- GOAL OF THE EXERCISE: Skip the pictures and repeat each line of the data exactly.

- STORED ROWS:
____

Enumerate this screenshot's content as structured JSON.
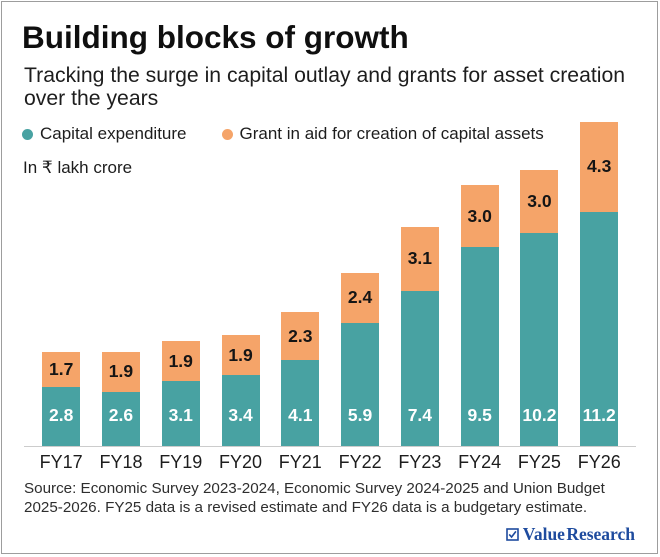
{
  "header": {
    "title": "Building blocks of growth",
    "subtitle": "Tracking the surge in capital outlay and grants for asset creation over the years"
  },
  "legend": [
    {
      "label": "Capital expenditure",
      "color": "#48a2a2"
    },
    {
      "label": "Grant in aid for creation of capital assets",
      "color": "#f5a469"
    }
  ],
  "unit_note": "In ₹ lakh crore",
  "chart_data": {
    "type": "bar",
    "stacked": true,
    "title": "Building blocks of growth",
    "xlabel": "",
    "ylabel": "In ₹ lakh crore",
    "categories": [
      "FY17",
      "FY18",
      "FY19",
      "FY20",
      "FY21",
      "FY22",
      "FY23",
      "FY24",
      "FY25",
      "FY26"
    ],
    "series": [
      {
        "name": "Capital expenditure",
        "color": "#48a2a2",
        "label_color": "#ffffff",
        "values": [
          2.8,
          2.6,
          3.1,
          3.4,
          4.1,
          5.9,
          7.4,
          9.5,
          10.2,
          11.2
        ]
      },
      {
        "name": "Grant in aid for creation of capital assets",
        "color": "#f5a469",
        "label_color": "#151515",
        "values": [
          1.7,
          1.9,
          1.9,
          1.9,
          2.3,
          2.4,
          3.1,
          3.0,
          3.0,
          4.3
        ]
      }
    ],
    "ylim": [
      0,
      15.5
    ],
    "decimals": 1,
    "grid": false,
    "legend_position": "top"
  },
  "source": {
    "text": "Source: Economic Survey 2023-2024, Economic Survey 2024-2025 and Union Budget 2025-2026. FY25 data is a revised estimate and FY26 data is a budgetary estimate."
  },
  "brand": {
    "name": "Value Research",
    "color": "#1e4b9e",
    "icon": "checkbox-check-icon"
  }
}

____

- OUTPUT FOR THIS EXERCISE:
Enumerate this screenshot's content as structured JSON.
{
  "header": {
    "title": "Building blocks of growth",
    "subtitle": "Tracking the surge in capital outlay and grants for asset creation over the years"
  },
  "legend": [
    {
      "label": "Capital expenditure",
      "color": "#48a2a2"
    },
    {
      "label": "Grant in aid for creation of capital assets",
      "color": "#f5a469"
    }
  ],
  "unit_note": "In ₹ lakh crore",
  "chart_data": {
    "type": "bar",
    "stacked": true,
    "title": "Building blocks of growth",
    "xlabel": "",
    "ylabel": "In ₹ lakh crore",
    "categories": [
      "FY17",
      "FY18",
      "FY19",
      "FY20",
      "FY21",
      "FY22",
      "FY23",
      "FY24",
      "FY25",
      "FY26"
    ],
    "series": [
      {
        "name": "Capital expenditure",
        "color": "#48a2a2",
        "label_color": "#ffffff",
        "values": [
          2.8,
          2.6,
          3.1,
          3.4,
          4.1,
          5.9,
          7.4,
          9.5,
          10.2,
          11.2
        ]
      },
      {
        "name": "Grant in aid for creation of capital assets",
        "color": "#f5a469",
        "label_color": "#151515",
        "values": [
          1.7,
          1.9,
          1.9,
          1.9,
          2.3,
          2.4,
          3.1,
          3.0,
          3.0,
          4.3
        ]
      }
    ],
    "ylim": [
      0,
      15.5
    ],
    "decimals": 1,
    "grid": false,
    "legend_position": "top"
  },
  "source": {
    "text": "Source: Economic Survey 2023-2024, Economic Survey 2024-2025 and Union Budget 2025-2026. FY25 data is a revised estimate and FY26 data is a budgetary estimate."
  },
  "brand": {
    "name": "Value Research",
    "color": "#1e4b9e",
    "icon": "checkbox-check-icon"
  }
}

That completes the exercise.